*The problem*.
Filter for the word "this" and keep each matching line.

--------------------

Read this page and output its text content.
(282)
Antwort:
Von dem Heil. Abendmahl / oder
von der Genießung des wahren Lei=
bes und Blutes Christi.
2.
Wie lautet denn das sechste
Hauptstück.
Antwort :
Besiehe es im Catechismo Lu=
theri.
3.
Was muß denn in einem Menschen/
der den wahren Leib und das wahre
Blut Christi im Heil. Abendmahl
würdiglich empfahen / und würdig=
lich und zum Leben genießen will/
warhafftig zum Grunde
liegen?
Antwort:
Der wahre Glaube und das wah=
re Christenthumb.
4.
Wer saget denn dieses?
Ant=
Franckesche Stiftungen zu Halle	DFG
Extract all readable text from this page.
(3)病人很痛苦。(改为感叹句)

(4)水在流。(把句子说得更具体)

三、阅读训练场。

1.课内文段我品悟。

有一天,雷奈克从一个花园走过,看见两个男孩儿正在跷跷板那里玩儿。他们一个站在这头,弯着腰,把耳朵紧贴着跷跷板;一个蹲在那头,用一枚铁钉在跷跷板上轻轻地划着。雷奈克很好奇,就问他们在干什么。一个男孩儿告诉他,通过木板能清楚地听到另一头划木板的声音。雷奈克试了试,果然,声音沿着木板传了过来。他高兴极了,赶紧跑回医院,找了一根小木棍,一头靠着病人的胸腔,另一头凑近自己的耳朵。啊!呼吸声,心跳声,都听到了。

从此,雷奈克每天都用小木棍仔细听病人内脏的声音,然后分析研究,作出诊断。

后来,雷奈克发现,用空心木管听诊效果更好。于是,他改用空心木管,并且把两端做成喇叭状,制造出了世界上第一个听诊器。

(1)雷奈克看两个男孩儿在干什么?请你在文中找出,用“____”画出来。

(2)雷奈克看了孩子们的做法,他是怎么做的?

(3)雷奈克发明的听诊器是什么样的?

--------------------

*Output below*.
Read this page and output its text content.
Extract all readable text from this page.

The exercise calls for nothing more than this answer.